Pictures do not belong in the copy; quote every entry below exactly.

* **Data excerpts**

━━━

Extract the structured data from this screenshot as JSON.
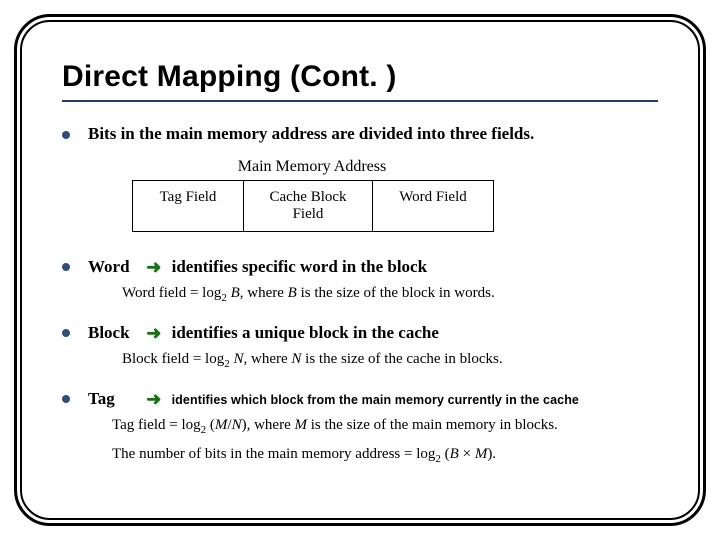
{
  "title": "Direct Mapping (Cont. )",
  "bullets": {
    "intro": "Bits in the main memory address are divided into three fields.",
    "word": {
      "term": "Word",
      "desc": "identifies specific word in the block"
    },
    "block": {
      "term": "Block",
      "desc": "identifies a unique block in the cache"
    },
    "tag": {
      "term": "Tag",
      "desc": "identifies which block from the main memory currently  in the cache"
    }
  },
  "diagram": {
    "caption": "Main Memory Address",
    "cells": {
      "tag": "Tag Field",
      "block": "Cache Block Field",
      "word": "Word Field"
    }
  },
  "formulas": {
    "word": {
      "lhs": "Word field",
      "rhs_a": "B",
      "tail": ", where ",
      "tail_var": "B",
      "tail2": " is the size of the block in words."
    },
    "block": {
      "lhs": "Block field",
      "rhs_a": "N",
      "tail": ", where ",
      "tail_var": "N",
      "tail2": " is the size of the cache in blocks."
    },
    "tag": {
      "lhs": "Tag field",
      "rhs_a": "(M/N)",
      "tail": ", where ",
      "tail_var": "M",
      "tail2": " is the size of the main memory in blocks."
    },
    "total": {
      "lhs": "The number of bits in the main memory address",
      "rhs_a": "(B × M)"
    }
  }
}
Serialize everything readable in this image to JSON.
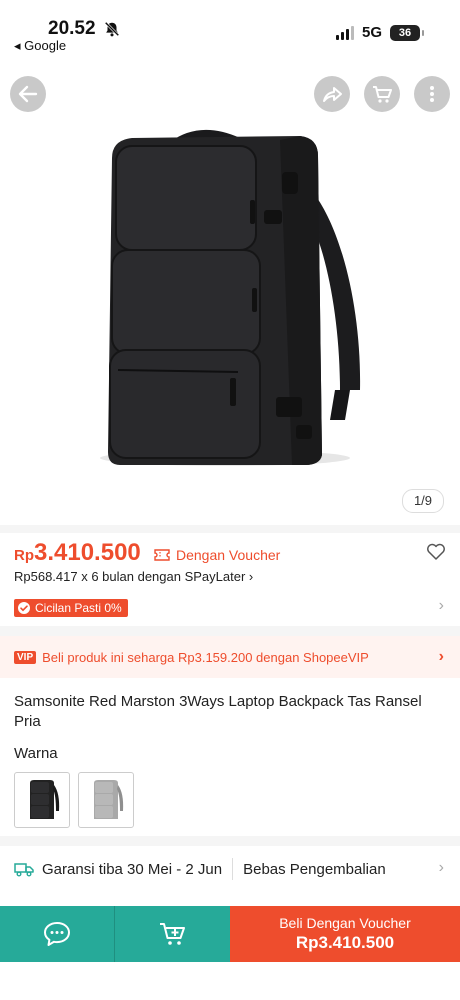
{
  "status_bar": {
    "time": "20.52",
    "back_app": "◂ Google",
    "network": "5G",
    "battery": "36"
  },
  "gallery": {
    "pager": "1/9"
  },
  "price": {
    "currency": "Rp",
    "value": "3.410.500",
    "voucher_label": "Dengan Voucher",
    "installment": "Rp568.417 x 6 bulan dengan SPayLater",
    "installment_chevron": "›",
    "cicilan_label": "Cicilan Pasti 0%"
  },
  "vip": {
    "badge": "VIP",
    "text": "Beli produk ini seharga Rp3.159.200 dengan ShopeeVIP",
    "chevron": "›"
  },
  "product": {
    "title": "Samsonite Red Marston 3Ways Laptop Backpack Tas Ransel Pria",
    "variation_label": "Warna"
  },
  "shipping": {
    "guarantee": "Garansi tiba 30 Mei - 2 Jun",
    "returns": "Bebas Pengembalian"
  },
  "bottom_bar": {
    "buy_line1": "Beli Dengan Voucher",
    "buy_line2": "Rp3.410.500"
  },
  "colors": {
    "brand": "#ee4d2d",
    "teal": "#26aa99"
  }
}
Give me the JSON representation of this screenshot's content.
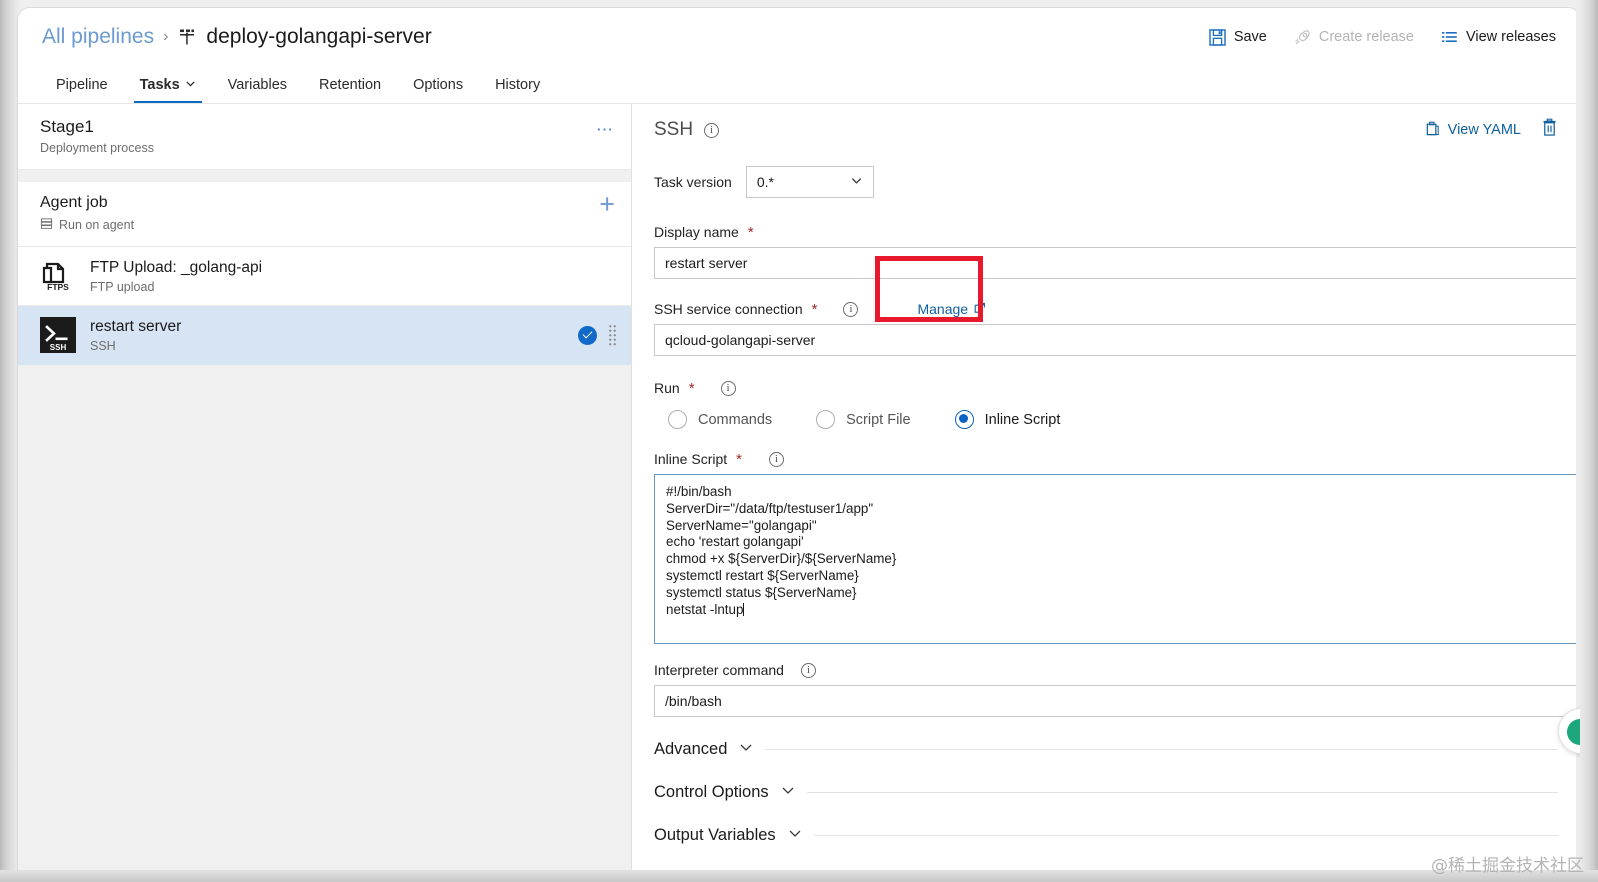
{
  "breadcrumb": {
    "root_label": "All pipelines",
    "separator": "›",
    "pipeline_icon": "pipeline-icon",
    "title": "deploy-golangapi-server"
  },
  "header_actions": [
    {
      "label": "Save",
      "icon": "save-icon",
      "disabled": false
    },
    {
      "label": "Create release",
      "icon": "rocket-icon",
      "disabled": true
    },
    {
      "label": "View releases",
      "icon": "list-icon",
      "disabled": false
    }
  ],
  "tabs": [
    {
      "label": "Pipeline",
      "active": false,
      "has_chevron": false
    },
    {
      "label": "Tasks",
      "active": true,
      "has_chevron": true
    },
    {
      "label": "Variables",
      "active": false,
      "has_chevron": false
    },
    {
      "label": "Retention",
      "active": false,
      "has_chevron": false
    },
    {
      "label": "Options",
      "active": false,
      "has_chevron": false
    },
    {
      "label": "History",
      "active": false,
      "has_chevron": false
    }
  ],
  "sidebar": {
    "stage": {
      "title": "Stage1",
      "subtitle": "Deployment process",
      "menu_icon": "ellipsis-icon"
    },
    "job": {
      "title": "Agent job",
      "subtitle": "Run on agent",
      "subtitle_icon": "agent-icon",
      "add_icon": "plus-icon"
    },
    "tasks": [
      {
        "name": "FTP Upload: _golang-api",
        "subtitle": "FTP upload",
        "icon": "ftps-icon",
        "selected": false
      },
      {
        "name": "restart server",
        "subtitle": "SSH",
        "icon": "ssh-icon",
        "selected": true,
        "status_icon": "enabled-check-icon",
        "drag_icon": "drag-handle-icon"
      }
    ]
  },
  "task_panel": {
    "title": "SSH",
    "title_info_icon": "info-icon",
    "view_yaml_label": "View YAML",
    "view_yaml_icon": "yaml-clipboard-icon",
    "delete_icon": "trash-icon",
    "task_version": {
      "label": "Task version",
      "value": "0.*",
      "chevron_icon": "chevron-down-icon"
    },
    "display_name": {
      "label": "Display name",
      "required": true,
      "value": "restart server"
    },
    "ssh_service_connection": {
      "label": "SSH service connection",
      "required": true,
      "info_icon": "info-icon",
      "manage_label": "Manage",
      "manage_icon": "external-link-icon",
      "value": "qcloud-golangapi-server",
      "chevron_icon": "chevron-down-icon"
    },
    "run": {
      "label": "Run",
      "required": true,
      "info_icon": "info-icon",
      "options": [
        {
          "label": "Commands",
          "checked": false
        },
        {
          "label": "Script File",
          "checked": false
        },
        {
          "label": "Inline Script",
          "checked": true
        }
      ]
    },
    "inline_script": {
      "label": "Inline Script",
      "required": true,
      "info_icon": "info-icon",
      "value": "#!/bin/bash\nServerDir=\"/data/ftp/testuser1/app\"\nServerName=\"golangapi\"\necho 'restart golangapi'\nchmod +x ${ServerDir}/${ServerName}\nsystemctl restart ${ServerName}\nsystemctl status ${ServerName}\nnetstat -lntup"
    },
    "interpreter_command": {
      "label": "Interpreter command",
      "required": false,
      "info_icon": "info-icon",
      "value": "/bin/bash"
    },
    "collapsible_sections": [
      {
        "label": "Advanced",
        "icon": "chevron-down-icon",
        "expanded": false
      },
      {
        "label": "Control Options",
        "icon": "chevron-down-icon",
        "expanded": false
      },
      {
        "label": "Output Variables",
        "icon": "chevron-down-icon",
        "expanded": false
      }
    ]
  },
  "annotation": {
    "color": "#e8192c",
    "target": "Manage"
  },
  "floating_widget": {
    "icon": "green-chat-bubble-icon",
    "color": "#1ea67c"
  },
  "watermark": {
    "text": "@稀土掘金技术社区"
  },
  "theme": {
    "accent_blue": "#0b6ac4",
    "link_blue": "#10609e",
    "selected_row": "#d6e4f4",
    "required_red": "#a4262c",
    "annotation_red": "#e8192c"
  }
}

━━━

* **Full response**
Extract the structured data from this screenshot as JSON.
{
  "title": "Direct Mapping (Cont. )",
  "bullets": {
    "intro": "Bits in the main memory address are divided into three fields.",
    "word": {
      "term": "Word",
      "desc": "identifies specific word in the block"
    },
    "block": {
      "term": "Block",
      "desc": "identifies a unique block in the cache"
    },
    "tag": {
      "term": "Tag",
      "desc": "identifies which block from the main memory currently  in the cache"
    }
  },
  "diagram": {
    "caption": "Main Memory Address",
    "cells": {
      "tag": "Tag Field",
      "block": "Cache Block Field",
      "word": "Word Field"
    }
  },
  "formulas": {
    "word": {
      "lhs": "Word field",
      "rhs_a": "B",
      "tail": ", where ",
      "tail_var": "B",
      "tail2": " is the size of the block in words."
    },
    "block": {
      "lhs": "Block field",
      "rhs_a": "N",
      "tail": ", where ",
      "tail_var": "N",
      "tail2": " is the size of the cache in blocks."
    },
    "tag": {
      "lhs": "Tag field",
      "rhs_a": "(M/N)",
      "tail": ", where ",
      "tail_var": "M",
      "tail2": " is the size of the main memory in blocks."
    },
    "total": {
      "lhs": "The number of bits in the main memory address",
      "rhs_a": "(B × M)"
    }
  }
}
Serialize everything readable in this image to JSON.
{
  "status_bar": {
    "time": "20.52",
    "back_app": "◂ Google",
    "network": "5G",
    "battery": "36"
  },
  "gallery": {
    "pager": "1/9"
  },
  "price": {
    "currency": "Rp",
    "value": "3.410.500",
    "voucher_label": "Dengan Voucher",
    "installment": "Rp568.417 x 6 bulan dengan SPayLater",
    "installment_chevron": "›",
    "cicilan_label": "Cicilan Pasti 0%"
  },
  "vip": {
    "badge": "VIP",
    "text": "Beli produk ini seharga Rp3.159.200 dengan ShopeeVIP",
    "chevron": "›"
  },
  "product": {
    "title": "Samsonite Red Marston 3Ways Laptop Backpack Tas Ransel Pria",
    "variation_label": "Warna"
  },
  "shipping": {
    "guarantee": "Garansi tiba 30 Mei - 2 Jun",
    "returns": "Bebas Pengembalian"
  },
  "bottom_bar": {
    "buy_line1": "Beli Dengan Voucher",
    "buy_line2": "Rp3.410.500"
  },
  "colors": {
    "brand": "#ee4d2d",
    "teal": "#26aa99"
  }
}
Give me the JSON representation of this screenshot's content.
{
  "breadcrumb": {
    "root_label": "All pipelines",
    "separator": "›",
    "pipeline_icon": "pipeline-icon",
    "title": "deploy-golangapi-server"
  },
  "header_actions": [
    {
      "label": "Save",
      "icon": "save-icon",
      "disabled": false
    },
    {
      "label": "Create release",
      "icon": "rocket-icon",
      "disabled": true
    },
    {
      "label": "View releases",
      "icon": "list-icon",
      "disabled": false
    }
  ],
  "tabs": [
    {
      "label": "Pipeline",
      "active": false,
      "has_chevron": false
    },
    {
      "label": "Tasks",
      "active": true,
      "has_chevron": true
    },
    {
      "label": "Variables",
      "active": false,
      "has_chevron": false
    },
    {
      "label": "Retention",
      "active": false,
      "has_chevron": false
    },
    {
      "label": "Options",
      "active": false,
      "has_chevron": false
    },
    {
      "label": "History",
      "active": false,
      "has_chevron": false
    }
  ],
  "sidebar": {
    "stage": {
      "title": "Stage1",
      "subtitle": "Deployment process",
      "menu_icon": "ellipsis-icon"
    },
    "job": {
      "title": "Agent job",
      "subtitle": "Run on agent",
      "subtitle_icon": "agent-icon",
      "add_icon": "plus-icon"
    },
    "tasks": [
      {
        "name": "FTP Upload: _golang-api",
        "subtitle": "FTP upload",
        "icon": "ftps-icon",
        "selected": false
      },
      {
        "name": "restart server",
        "subtitle": "SSH",
        "icon": "ssh-icon",
        "selected": true,
        "status_icon": "enabled-check-icon",
        "drag_icon": "drag-handle-icon"
      }
    ]
  },
  "task_panel": {
    "title": "SSH",
    "title_info_icon": "info-icon",
    "view_yaml_label": "View YAML",
    "view_yaml_icon": "yaml-clipboard-icon",
    "delete_icon": "trash-icon",
    "task_version": {
      "label": "Task version",
      "value": "0.*",
      "chevron_icon": "chevron-down-icon"
    },
    "display_name": {
      "label": "Display name",
      "required": true,
      "value": "restart server"
    },
    "ssh_service_connection": {
      "label": "SSH service connection",
      "required": true,
      "info_icon": "info-icon",
      "manage_label": "Manage",
      "manage_icon": "external-link-icon",
      "value": "qcloud-golangapi-server",
      "chevron_icon": "chevron-down-icon"
    },
    "run": {
      "label": "Run",
      "required": true,
      "info_icon": "info-icon",
      "options": [
        {
          "label": "Commands",
          "checked": false
        },
        {
          "label": "Script File",
          "checked": false
        },
        {
          "label": "Inline Script",
          "checked": true
        }
      ]
    },
    "inline_script": {
      "label": "Inline Script",
      "required": true,
      "info_icon": "info-icon",
      "value": "#!/bin/bash\nServerDir=\"/data/ftp/testuser1/app\"\nServerName=\"golangapi\"\necho 'restart golangapi'\nchmod +x ${ServerDir}/${ServerName}\nsystemctl restart ${ServerName}\nsystemctl status ${ServerName}\nnetstat -lntup"
    },
    "interpreter_command": {
      "label": "Interpreter command",
      "required": false,
      "info_icon": "info-icon",
      "value": "/bin/bash"
    },
    "collapsible_sections": [
      {
        "label": "Advanced",
        "icon": "chevron-down-icon",
        "expanded": false
      },
      {
        "label": "Control Options",
        "icon": "chevron-down-icon",
        "expanded": false
      },
      {
        "label": "Output Variables",
        "icon": "chevron-down-icon",
        "expanded": false
      }
    ]
  },
  "annotation": {
    "color": "#e8192c",
    "target": "Manage"
  },
  "floating_widget": {
    "icon": "green-chat-bubble-icon",
    "color": "#1ea67c"
  },
  "watermark": {
    "text": "@稀土掘金技术社区"
  },
  "theme": {
    "accent_blue": "#0b6ac4",
    "link_blue": "#10609e",
    "selected_row": "#d6e4f4",
    "required_red": "#a4262c",
    "annotation_red": "#e8192c"
  }
}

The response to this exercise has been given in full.